__Exercise__. Will you write out the data exactly, excluding every picture?

───

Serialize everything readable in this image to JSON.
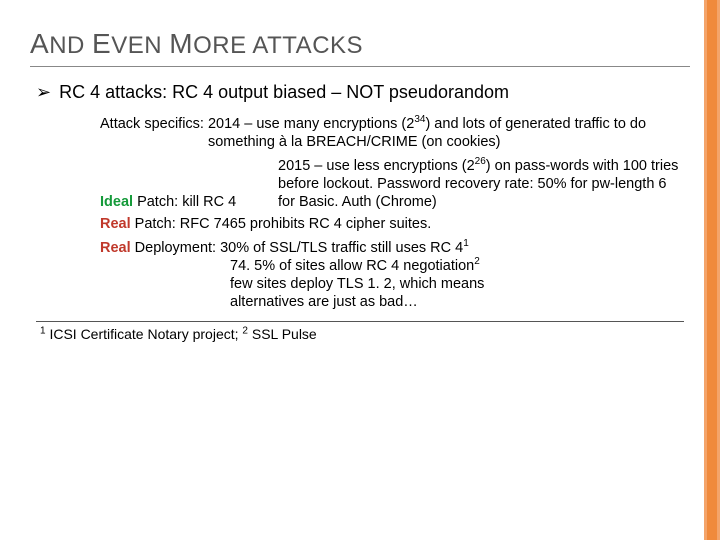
{
  "colors": {
    "title": "#555555",
    "ideal": "#159a3a",
    "real": "#c0392b",
    "stripe_outer": "#f4a46a",
    "stripe_inner": "#f08a3c",
    "hr": "#888888",
    "text": "#000000",
    "background": "#ffffff"
  },
  "typography": {
    "title_fontsize": 24,
    "title_cap_fontsize": 28,
    "bullet_fontsize": 18,
    "body_fontsize": 14.5,
    "footnote_fontsize": 14
  },
  "title_parts": {
    "a": "A",
    "nd": "ND ",
    "e": "E",
    "ven": "VEN ",
    "m": "M",
    "ore": "ORE ATTACKS"
  },
  "bullet": "RC 4 attacks: RC 4 output biased – NOT pseudorandom",
  "attack_label": "Attack specifics: ",
  "attack_2014": "2014 – use many encryptions (2",
  "attack_2014_sup": "34",
  "attack_2014_b": ") and lots of generated traffic to do something à la BREACH/CRIME (on cookies)",
  "attack_2015_a": "2015 – use less encryptions (2",
  "attack_2015_sup": "26",
  "attack_2015_b": ") on pass-words with 100 tries before lockout. Password recovery rate: 50% for pw-length 6 for Basic. Auth (Chrome)",
  "ideal_label": "Ideal",
  "ideal_text": " Patch: kill RC 4",
  "real_label": "Real",
  "real_patch_text": " Patch: RFC 7465 prohibits RC 4 cipher suites.",
  "real_deploy_a": " Deployment: 30% of SSL/TLS traffic still uses RC 4",
  "real_deploy_sup1": "1",
  "real_deploy_b": "74. 5% of sites allow RC 4 negotiation",
  "real_deploy_sup2": "2",
  "real_deploy_c": "few sites deploy TLS 1. 2, which means",
  "real_deploy_d": "alternatives are just as bad…",
  "footnote_1": "1",
  "footnote_1t": " ICSI Certificate Notary project; ",
  "footnote_2": "2",
  "footnote_2t": " SSL Pulse"
}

───

__Full output__.
Serialize everything readable in this image to JSON.
{
  "colors": {
    "title": "#555555",
    "ideal": "#159a3a",
    "real": "#c0392b",
    "stripe_outer": "#f4a46a",
    "stripe_inner": "#f08a3c",
    "hr": "#888888",
    "text": "#000000",
    "background": "#ffffff"
  },
  "typography": {
    "title_fontsize": 24,
    "title_cap_fontsize": 28,
    "bullet_fontsize": 18,
    "body_fontsize": 14.5,
    "footnote_fontsize": 14
  },
  "title_parts": {
    "a": "A",
    "nd": "ND ",
    "e": "E",
    "ven": "VEN ",
    "m": "M",
    "ore": "ORE ATTACKS"
  },
  "bullet": "RC 4 attacks: RC 4 output biased – NOT pseudorandom",
  "attack_label": "Attack specifics: ",
  "attack_2014": "2014 – use many encryptions (2",
  "attack_2014_sup": "34",
  "attack_2014_b": ") and lots of generated traffic to do something à la BREACH/CRIME (on cookies)",
  "attack_2015_a": "2015 – use less encryptions (2",
  "attack_2015_sup": "26",
  "attack_2015_b": ") on pass-words with 100 tries before lockout. Password recovery rate: 50% for pw-length 6 for Basic. Auth (Chrome)",
  "ideal_label": "Ideal",
  "ideal_text": " Patch: kill RC 4",
  "real_label": "Real",
  "real_patch_text": " Patch: RFC 7465 prohibits RC 4 cipher suites.",
  "real_deploy_a": " Deployment: 30% of SSL/TLS traffic still uses RC 4",
  "real_deploy_sup1": "1",
  "real_deploy_b": "74. 5% of sites allow RC 4 negotiation",
  "real_deploy_sup2": "2",
  "real_deploy_c": "few sites deploy TLS 1. 2, which means",
  "real_deploy_d": "alternatives are just as bad…",
  "footnote_1": "1",
  "footnote_1t": " ICSI Certificate Notary project; ",
  "footnote_2": "2",
  "footnote_2t": " SSL Pulse"
}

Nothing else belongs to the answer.